PROBLEM STATEMENT:
Comb through the entries for "Keine" and pull out each line that holds it.

-- Start of THE INPUT --

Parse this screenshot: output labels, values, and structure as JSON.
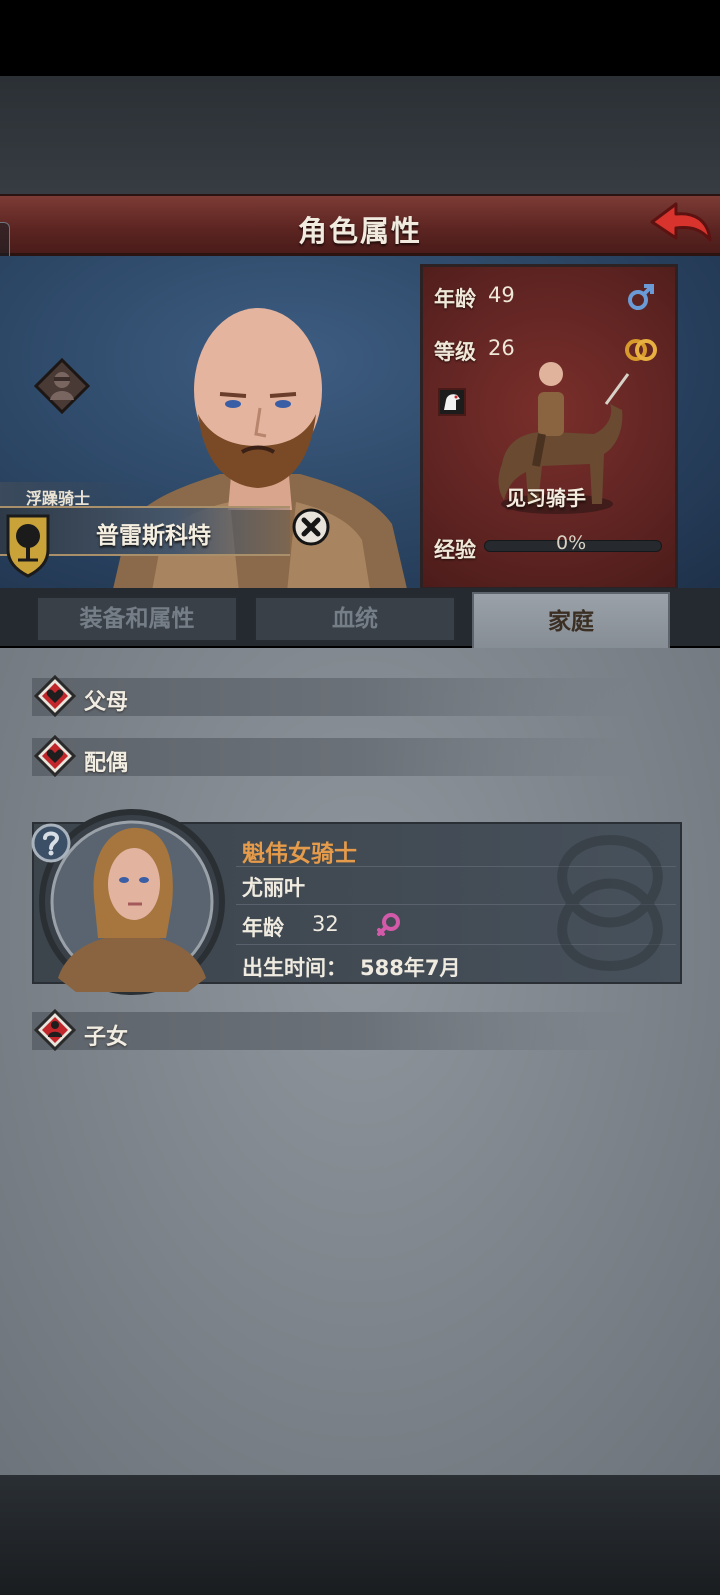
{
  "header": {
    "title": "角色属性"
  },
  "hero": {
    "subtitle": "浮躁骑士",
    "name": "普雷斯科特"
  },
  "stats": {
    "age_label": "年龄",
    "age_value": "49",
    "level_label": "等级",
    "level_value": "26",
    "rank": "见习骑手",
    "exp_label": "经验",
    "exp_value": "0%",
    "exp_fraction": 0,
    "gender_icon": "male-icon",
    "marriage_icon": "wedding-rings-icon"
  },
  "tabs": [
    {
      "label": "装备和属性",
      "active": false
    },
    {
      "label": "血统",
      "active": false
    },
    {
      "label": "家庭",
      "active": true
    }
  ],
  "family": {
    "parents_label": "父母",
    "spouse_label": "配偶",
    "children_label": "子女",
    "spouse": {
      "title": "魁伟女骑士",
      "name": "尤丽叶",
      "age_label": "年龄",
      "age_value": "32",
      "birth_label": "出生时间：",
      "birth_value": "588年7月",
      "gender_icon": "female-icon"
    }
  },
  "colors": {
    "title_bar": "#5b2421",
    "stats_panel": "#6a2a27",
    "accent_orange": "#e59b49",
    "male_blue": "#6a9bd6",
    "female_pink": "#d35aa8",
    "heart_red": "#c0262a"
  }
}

-- End of THE INPUT --
-- Start of THE INPUT --

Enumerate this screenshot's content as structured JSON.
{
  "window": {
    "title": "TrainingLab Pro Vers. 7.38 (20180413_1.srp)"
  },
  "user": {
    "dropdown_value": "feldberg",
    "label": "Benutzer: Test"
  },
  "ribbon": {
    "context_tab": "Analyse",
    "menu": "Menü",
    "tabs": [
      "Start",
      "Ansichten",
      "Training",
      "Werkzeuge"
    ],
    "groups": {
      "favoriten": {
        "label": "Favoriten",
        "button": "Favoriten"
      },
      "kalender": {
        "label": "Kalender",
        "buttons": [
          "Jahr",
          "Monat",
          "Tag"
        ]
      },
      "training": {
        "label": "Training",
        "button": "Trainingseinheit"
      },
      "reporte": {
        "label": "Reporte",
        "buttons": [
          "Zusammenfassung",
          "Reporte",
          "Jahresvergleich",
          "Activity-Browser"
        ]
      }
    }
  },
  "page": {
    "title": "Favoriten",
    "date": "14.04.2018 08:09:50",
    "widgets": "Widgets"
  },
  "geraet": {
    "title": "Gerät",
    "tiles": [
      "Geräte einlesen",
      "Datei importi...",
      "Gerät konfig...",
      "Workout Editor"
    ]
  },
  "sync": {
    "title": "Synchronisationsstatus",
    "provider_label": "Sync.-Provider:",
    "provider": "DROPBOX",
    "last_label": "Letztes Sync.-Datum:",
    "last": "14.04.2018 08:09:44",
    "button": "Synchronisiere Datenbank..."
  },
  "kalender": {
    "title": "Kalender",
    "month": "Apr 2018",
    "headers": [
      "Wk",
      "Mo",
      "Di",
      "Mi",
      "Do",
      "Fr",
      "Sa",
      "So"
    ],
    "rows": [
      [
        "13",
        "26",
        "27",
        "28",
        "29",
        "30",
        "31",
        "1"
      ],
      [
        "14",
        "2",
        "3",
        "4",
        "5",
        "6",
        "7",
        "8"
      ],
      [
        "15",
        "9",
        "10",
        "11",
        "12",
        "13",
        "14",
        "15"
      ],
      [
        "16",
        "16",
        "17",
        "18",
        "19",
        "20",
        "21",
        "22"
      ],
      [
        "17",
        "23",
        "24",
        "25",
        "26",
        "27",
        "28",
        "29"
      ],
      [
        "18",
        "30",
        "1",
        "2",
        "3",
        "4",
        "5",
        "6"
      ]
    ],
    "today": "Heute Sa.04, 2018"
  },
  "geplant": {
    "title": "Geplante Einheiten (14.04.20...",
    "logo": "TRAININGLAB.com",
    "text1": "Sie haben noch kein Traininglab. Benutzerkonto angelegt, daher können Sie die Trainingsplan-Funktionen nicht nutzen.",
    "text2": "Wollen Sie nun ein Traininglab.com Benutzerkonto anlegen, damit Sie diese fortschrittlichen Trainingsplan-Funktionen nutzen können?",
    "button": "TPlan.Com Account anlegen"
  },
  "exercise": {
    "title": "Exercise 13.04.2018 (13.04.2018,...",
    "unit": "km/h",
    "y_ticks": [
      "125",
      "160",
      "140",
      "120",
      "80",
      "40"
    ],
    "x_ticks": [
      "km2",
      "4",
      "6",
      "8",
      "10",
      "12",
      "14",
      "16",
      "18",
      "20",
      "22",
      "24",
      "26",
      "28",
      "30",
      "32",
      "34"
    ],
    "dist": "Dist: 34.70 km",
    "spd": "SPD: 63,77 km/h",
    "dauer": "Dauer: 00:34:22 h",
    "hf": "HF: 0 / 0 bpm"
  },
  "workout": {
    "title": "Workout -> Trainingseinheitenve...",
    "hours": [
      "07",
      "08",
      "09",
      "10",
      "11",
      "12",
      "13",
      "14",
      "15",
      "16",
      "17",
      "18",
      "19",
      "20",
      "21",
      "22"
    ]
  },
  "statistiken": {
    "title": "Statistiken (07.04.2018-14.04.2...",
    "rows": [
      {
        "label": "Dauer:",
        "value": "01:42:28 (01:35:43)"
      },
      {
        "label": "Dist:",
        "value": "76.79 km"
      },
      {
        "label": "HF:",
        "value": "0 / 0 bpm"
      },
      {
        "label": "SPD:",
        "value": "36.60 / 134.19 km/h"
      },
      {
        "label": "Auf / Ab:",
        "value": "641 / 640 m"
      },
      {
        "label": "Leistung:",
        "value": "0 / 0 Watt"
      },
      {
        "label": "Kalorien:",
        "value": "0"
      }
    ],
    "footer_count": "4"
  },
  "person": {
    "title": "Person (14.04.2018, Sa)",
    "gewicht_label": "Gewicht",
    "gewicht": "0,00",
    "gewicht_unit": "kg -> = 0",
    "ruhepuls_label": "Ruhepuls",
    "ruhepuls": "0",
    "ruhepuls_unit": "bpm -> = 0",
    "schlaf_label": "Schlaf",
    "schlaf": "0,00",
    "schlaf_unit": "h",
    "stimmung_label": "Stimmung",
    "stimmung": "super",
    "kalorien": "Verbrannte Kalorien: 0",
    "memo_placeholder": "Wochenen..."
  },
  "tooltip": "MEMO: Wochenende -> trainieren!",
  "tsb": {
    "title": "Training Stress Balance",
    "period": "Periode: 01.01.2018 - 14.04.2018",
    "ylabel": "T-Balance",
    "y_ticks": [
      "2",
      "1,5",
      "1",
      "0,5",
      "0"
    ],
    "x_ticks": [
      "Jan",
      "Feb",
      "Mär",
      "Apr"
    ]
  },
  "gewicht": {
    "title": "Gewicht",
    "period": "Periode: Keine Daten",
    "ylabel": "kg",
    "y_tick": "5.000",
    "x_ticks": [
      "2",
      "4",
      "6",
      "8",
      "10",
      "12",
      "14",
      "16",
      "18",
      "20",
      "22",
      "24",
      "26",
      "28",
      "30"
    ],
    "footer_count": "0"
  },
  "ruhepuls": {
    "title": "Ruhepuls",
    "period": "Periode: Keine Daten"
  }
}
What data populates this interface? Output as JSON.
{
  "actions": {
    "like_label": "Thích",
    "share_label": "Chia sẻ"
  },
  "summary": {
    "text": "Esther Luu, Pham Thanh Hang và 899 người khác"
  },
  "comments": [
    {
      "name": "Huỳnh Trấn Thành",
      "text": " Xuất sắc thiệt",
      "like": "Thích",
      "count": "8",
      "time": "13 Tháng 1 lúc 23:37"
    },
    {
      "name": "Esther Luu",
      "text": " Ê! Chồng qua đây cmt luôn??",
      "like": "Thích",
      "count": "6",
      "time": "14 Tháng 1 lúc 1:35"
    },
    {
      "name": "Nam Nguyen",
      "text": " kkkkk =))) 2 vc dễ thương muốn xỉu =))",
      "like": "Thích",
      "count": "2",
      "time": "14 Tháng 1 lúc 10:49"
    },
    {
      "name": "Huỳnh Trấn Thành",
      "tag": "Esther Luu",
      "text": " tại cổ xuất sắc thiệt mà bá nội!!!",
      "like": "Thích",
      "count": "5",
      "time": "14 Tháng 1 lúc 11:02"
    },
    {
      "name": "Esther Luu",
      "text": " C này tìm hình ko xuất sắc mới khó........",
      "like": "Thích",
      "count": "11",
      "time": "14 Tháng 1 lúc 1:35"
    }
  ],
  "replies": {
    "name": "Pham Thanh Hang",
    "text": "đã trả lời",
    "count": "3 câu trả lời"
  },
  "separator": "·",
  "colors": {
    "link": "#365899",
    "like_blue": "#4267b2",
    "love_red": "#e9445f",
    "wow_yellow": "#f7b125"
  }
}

-- End of THE INPUT --

WRITTEN ANSWER:
    "period": "Periode: Keine Daten",
    "period": "Periode: Keine Daten"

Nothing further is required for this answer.